YOUR INSTRUCTIONS: All entries below are to be set down again, identical to the source.

INFORMATION SUPPLIED:
-------------------------

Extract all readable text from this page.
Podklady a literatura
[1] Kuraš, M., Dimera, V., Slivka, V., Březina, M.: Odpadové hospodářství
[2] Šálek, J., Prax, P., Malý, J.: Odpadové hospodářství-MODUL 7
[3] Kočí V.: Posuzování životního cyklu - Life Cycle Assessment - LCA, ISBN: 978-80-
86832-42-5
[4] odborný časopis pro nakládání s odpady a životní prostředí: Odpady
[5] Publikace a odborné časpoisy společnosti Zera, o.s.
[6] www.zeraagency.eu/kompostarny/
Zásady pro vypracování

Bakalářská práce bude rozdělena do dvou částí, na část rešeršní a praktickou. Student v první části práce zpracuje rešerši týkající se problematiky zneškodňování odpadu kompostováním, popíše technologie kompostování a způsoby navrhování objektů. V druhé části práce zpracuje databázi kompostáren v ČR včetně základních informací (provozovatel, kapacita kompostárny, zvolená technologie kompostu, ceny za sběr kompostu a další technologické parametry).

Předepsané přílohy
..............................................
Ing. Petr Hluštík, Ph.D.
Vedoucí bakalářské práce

-------------------------

SOLUTION TO THIS TASK:
Extract all readable text from this page.
Podklady a literatura
[1] Kuraš, M., Dimera, V., Slivka, V., Březina, M.: Odpadové hospodářství
[2] Šálek, J., Prax, P., Malý, J.: Odpadové hospodářství-MODUL 7
[3] Kočí V.: Posuzování životního cyklu - Life Cycle Assessment - LCA, ISBN: 978-80-
86832-42-5
[4] odborný časopis pro nakládání s odpady a životní prostředí: Odpady
[5] Publikace a odborné časpoisy společnosti Zera, o.s.
[6] www.zeraagency.eu/kompostarny/
Zásady pro vypracování

Bakalářská práce bude rozdělena do dvou částí, na část rešeršní a praktickou. Student v první části práce zpracuje rešerši týkající se problematiky zneškodňování odpadu kompostováním, popíše technologie kompostování a způsoby navrhování objektů. V druhé části práce zpracuje databázi kompostáren v ČR včetně základních informací (provozovatel, kapacita kompostárny, zvolená technologie kompostu, ceny za sběr kompostu a další technologické parametry).

Předepsané přílohy
..............................................
Ing. Petr Hluštík, Ph.D.
Vedoucí bakalářské práce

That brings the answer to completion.